Structured figure records →

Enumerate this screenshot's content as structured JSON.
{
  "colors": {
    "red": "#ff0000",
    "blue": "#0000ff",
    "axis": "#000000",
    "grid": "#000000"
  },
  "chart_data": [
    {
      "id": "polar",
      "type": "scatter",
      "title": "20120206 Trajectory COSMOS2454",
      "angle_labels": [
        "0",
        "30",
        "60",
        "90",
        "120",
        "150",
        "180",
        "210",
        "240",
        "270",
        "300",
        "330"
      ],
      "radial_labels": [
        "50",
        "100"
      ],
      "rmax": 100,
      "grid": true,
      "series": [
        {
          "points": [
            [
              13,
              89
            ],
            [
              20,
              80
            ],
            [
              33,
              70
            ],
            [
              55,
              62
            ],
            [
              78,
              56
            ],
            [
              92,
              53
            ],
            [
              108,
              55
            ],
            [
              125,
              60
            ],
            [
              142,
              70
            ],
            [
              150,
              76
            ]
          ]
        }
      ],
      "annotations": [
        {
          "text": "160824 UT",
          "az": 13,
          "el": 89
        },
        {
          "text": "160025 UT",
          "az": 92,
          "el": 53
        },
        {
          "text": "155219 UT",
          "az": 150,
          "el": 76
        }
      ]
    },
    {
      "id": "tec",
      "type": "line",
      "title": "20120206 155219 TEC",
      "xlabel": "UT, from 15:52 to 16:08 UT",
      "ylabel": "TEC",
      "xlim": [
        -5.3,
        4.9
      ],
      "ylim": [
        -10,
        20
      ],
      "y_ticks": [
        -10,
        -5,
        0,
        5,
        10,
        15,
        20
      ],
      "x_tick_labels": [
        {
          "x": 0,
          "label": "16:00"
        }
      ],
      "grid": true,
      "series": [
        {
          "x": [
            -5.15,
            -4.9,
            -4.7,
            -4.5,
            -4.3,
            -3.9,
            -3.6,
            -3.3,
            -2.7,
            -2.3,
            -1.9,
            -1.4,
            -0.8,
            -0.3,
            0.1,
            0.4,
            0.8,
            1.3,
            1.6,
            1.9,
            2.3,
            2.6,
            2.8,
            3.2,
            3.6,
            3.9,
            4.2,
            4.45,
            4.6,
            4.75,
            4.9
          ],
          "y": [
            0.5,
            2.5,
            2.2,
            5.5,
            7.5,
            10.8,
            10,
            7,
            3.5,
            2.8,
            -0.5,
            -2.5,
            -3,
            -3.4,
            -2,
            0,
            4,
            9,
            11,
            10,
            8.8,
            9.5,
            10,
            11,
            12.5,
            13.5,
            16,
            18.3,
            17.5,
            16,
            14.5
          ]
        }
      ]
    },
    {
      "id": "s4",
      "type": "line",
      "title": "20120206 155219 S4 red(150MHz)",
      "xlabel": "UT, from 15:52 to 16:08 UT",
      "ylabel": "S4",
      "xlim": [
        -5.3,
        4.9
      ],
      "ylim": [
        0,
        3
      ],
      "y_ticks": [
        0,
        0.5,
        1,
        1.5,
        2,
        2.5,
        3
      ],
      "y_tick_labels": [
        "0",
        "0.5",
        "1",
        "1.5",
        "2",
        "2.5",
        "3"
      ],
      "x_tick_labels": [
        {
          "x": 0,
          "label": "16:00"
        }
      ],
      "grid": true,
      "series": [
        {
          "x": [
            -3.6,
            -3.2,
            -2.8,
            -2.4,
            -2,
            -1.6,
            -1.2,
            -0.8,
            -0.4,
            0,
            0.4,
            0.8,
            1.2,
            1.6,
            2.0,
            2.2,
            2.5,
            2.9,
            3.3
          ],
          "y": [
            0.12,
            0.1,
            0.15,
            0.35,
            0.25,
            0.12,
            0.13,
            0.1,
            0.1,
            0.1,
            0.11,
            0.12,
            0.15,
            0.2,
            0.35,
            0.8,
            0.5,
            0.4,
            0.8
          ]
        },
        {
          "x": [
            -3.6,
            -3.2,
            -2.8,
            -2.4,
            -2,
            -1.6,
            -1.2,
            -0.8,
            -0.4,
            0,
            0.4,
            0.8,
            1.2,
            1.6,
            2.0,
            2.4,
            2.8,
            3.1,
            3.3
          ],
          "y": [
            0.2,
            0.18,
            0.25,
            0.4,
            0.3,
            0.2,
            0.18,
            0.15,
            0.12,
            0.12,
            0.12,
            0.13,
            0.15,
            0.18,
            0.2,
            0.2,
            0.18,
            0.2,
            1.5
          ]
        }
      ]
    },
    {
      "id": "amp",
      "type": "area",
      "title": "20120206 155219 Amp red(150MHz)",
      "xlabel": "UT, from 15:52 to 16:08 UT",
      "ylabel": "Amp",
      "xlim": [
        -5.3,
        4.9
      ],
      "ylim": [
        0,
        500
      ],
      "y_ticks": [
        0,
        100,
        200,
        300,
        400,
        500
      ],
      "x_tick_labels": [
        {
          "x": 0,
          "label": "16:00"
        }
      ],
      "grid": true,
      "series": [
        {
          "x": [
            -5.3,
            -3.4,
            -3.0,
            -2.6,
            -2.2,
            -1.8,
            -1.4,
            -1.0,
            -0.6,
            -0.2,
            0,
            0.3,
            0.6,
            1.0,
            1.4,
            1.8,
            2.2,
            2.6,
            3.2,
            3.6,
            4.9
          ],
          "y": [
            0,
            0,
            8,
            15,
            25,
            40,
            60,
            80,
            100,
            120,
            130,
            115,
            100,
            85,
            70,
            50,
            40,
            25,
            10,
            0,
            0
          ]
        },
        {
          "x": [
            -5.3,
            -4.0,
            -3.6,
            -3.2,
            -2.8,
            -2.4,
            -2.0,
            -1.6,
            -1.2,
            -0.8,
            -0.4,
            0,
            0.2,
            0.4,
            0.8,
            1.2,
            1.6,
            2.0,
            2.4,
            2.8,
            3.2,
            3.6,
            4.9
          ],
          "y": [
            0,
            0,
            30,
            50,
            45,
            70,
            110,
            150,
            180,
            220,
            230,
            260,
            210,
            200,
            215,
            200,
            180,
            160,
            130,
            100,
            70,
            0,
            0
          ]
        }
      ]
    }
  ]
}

THE REQUEST → Reproduce each entry exactly, leaving out nothing.

THE ANSWER →
Enumerate this screenshot's content as structured JSON.
{
  "colors": {
    "red": "#ff0000",
    "blue": "#0000ff",
    "axis": "#000000",
    "grid": "#000000"
  },
  "chart_data": [
    {
      "id": "polar",
      "type": "scatter",
      "title": "20120206 Trajectory COSMOS2454",
      "angle_labels": [
        "0",
        "30",
        "60",
        "90",
        "120",
        "150",
        "180",
        "210",
        "240",
        "270",
        "300",
        "330"
      ],
      "radial_labels": [
        "50",
        "100"
      ],
      "rmax": 100,
      "grid": true,
      "series": [
        {
          "points": [
            [
              13,
              89
            ],
            [
              20,
              80
            ],
            [
              33,
              70
            ],
            [
              55,
              62
            ],
            [
              78,
              56
            ],
            [
              92,
              53
            ],
            [
              108,
              55
            ],
            [
              125,
              60
            ],
            [
              142,
              70
            ],
            [
              150,
              76
            ]
          ]
        }
      ],
      "annotations": [
        {
          "text": "160824 UT",
          "az": 13,
          "el": 89
        },
        {
          "text": "160025 UT",
          "az": 92,
          "el": 53
        },
        {
          "text": "155219 UT",
          "az": 150,
          "el": 76
        }
      ]
    },
    {
      "id": "tec",
      "type": "line",
      "title": "20120206 155219 TEC",
      "xlabel": "UT, from 15:52 to 16:08 UT",
      "ylabel": "TEC",
      "xlim": [
        -5.3,
        4.9
      ],
      "ylim": [
        -10,
        20
      ],
      "y_ticks": [
        -10,
        -5,
        0,
        5,
        10,
        15,
        20
      ],
      "x_tick_labels": [
        {
          "x": 0,
          "label": "16:00"
        }
      ],
      "grid": true,
      "series": [
        {
          "x": [
            -5.15,
            -4.9,
            -4.7,
            -4.5,
            -4.3,
            -3.9,
            -3.6,
            -3.3,
            -2.7,
            -2.3,
            -1.9,
            -1.4,
            -0.8,
            -0.3,
            0.1,
            0.4,
            0.8,
            1.3,
            1.6,
            1.9,
            2.3,
            2.6,
            2.8,
            3.2,
            3.6,
            3.9,
            4.2,
            4.45,
            4.6,
            4.75,
            4.9
          ],
          "y": [
            0.5,
            2.5,
            2.2,
            5.5,
            7.5,
            10.8,
            10,
            7,
            3.5,
            2.8,
            -0.5,
            -2.5,
            -3,
            -3.4,
            -2,
            0,
            4,
            9,
            11,
            10,
            8.8,
            9.5,
            10,
            11,
            12.5,
            13.5,
            16,
            18.3,
            17.5,
            16,
            14.5
          ]
        }
      ]
    },
    {
      "id": "s4",
      "type": "line",
      "title": "20120206 155219 S4 red(150MHz)",
      "xlabel": "UT, from 15:52 to 16:08 UT",
      "ylabel": "S4",
      "xlim": [
        -5.3,
        4.9
      ],
      "ylim": [
        0,
        3
      ],
      "y_ticks": [
        0,
        0.5,
        1,
        1.5,
        2,
        2.5,
        3
      ],
      "y_tick_labels": [
        "0",
        "0.5",
        "1",
        "1.5",
        "2",
        "2.5",
        "3"
      ],
      "x_tick_labels": [
        {
          "x": 0,
          "label": "16:00"
        }
      ],
      "grid": true,
      "series": [
        {
          "x": [
            -3.6,
            -3.2,
            -2.8,
            -2.4,
            -2,
            -1.6,
            -1.2,
            -0.8,
            -0.4,
            0,
            0.4,
            0.8,
            1.2,
            1.6,
            2.0,
            2.2,
            2.5,
            2.9,
            3.3
          ],
          "y": [
            0.12,
            0.1,
            0.15,
            0.35,
            0.25,
            0.12,
            0.13,
            0.1,
            0.1,
            0.1,
            0.11,
            0.12,
            0.15,
            0.2,
            0.35,
            0.8,
            0.5,
            0.4,
            0.8
          ]
        },
        {
          "x": [
            -3.6,
            -3.2,
            -2.8,
            -2.4,
            -2,
            -1.6,
            -1.2,
            -0.8,
            -0.4,
            0,
            0.4,
            0.8,
            1.2,
            1.6,
            2.0,
            2.4,
            2.8,
            3.1,
            3.3
          ],
          "y": [
            0.2,
            0.18,
            0.25,
            0.4,
            0.3,
            0.2,
            0.18,
            0.15,
            0.12,
            0.12,
            0.12,
            0.13,
            0.15,
            0.18,
            0.2,
            0.2,
            0.18,
            0.2,
            1.5
          ]
        }
      ]
    },
    {
      "id": "amp",
      "type": "area",
      "title": "20120206 155219 Amp red(150MHz)",
      "xlabel": "UT, from 15:52 to 16:08 UT",
      "ylabel": "Amp",
      "xlim": [
        -5.3,
        4.9
      ],
      "ylim": [
        0,
        500
      ],
      "y_ticks": [
        0,
        100,
        200,
        300,
        400,
        500
      ],
      "x_tick_labels": [
        {
          "x": 0,
          "label": "16:00"
        }
      ],
      "grid": true,
      "series": [
        {
          "x": [
            -5.3,
            -3.4,
            -3.0,
            -2.6,
            -2.2,
            -1.8,
            -1.4,
            -1.0,
            -0.6,
            -0.2,
            0,
            0.3,
            0.6,
            1.0,
            1.4,
            1.8,
            2.2,
            2.6,
            3.2,
            3.6,
            4.9
          ],
          "y": [
            0,
            0,
            8,
            15,
            25,
            40,
            60,
            80,
            100,
            120,
            130,
            115,
            100,
            85,
            70,
            50,
            40,
            25,
            10,
            0,
            0
          ]
        },
        {
          "x": [
            -5.3,
            -4.0,
            -3.6,
            -3.2,
            -2.8,
            -2.4,
            -2.0,
            -1.6,
            -1.2,
            -0.8,
            -0.4,
            0,
            0.2,
            0.4,
            0.8,
            1.2,
            1.6,
            2.0,
            2.4,
            2.8,
            3.2,
            3.6,
            4.9
          ],
          "y": [
            0,
            0,
            30,
            50,
            45,
            70,
            110,
            150,
            180,
            220,
            230,
            260,
            210,
            200,
            215,
            200,
            180,
            160,
            130,
            100,
            70,
            0,
            0
          ]
        }
      ]
    }
  ]
}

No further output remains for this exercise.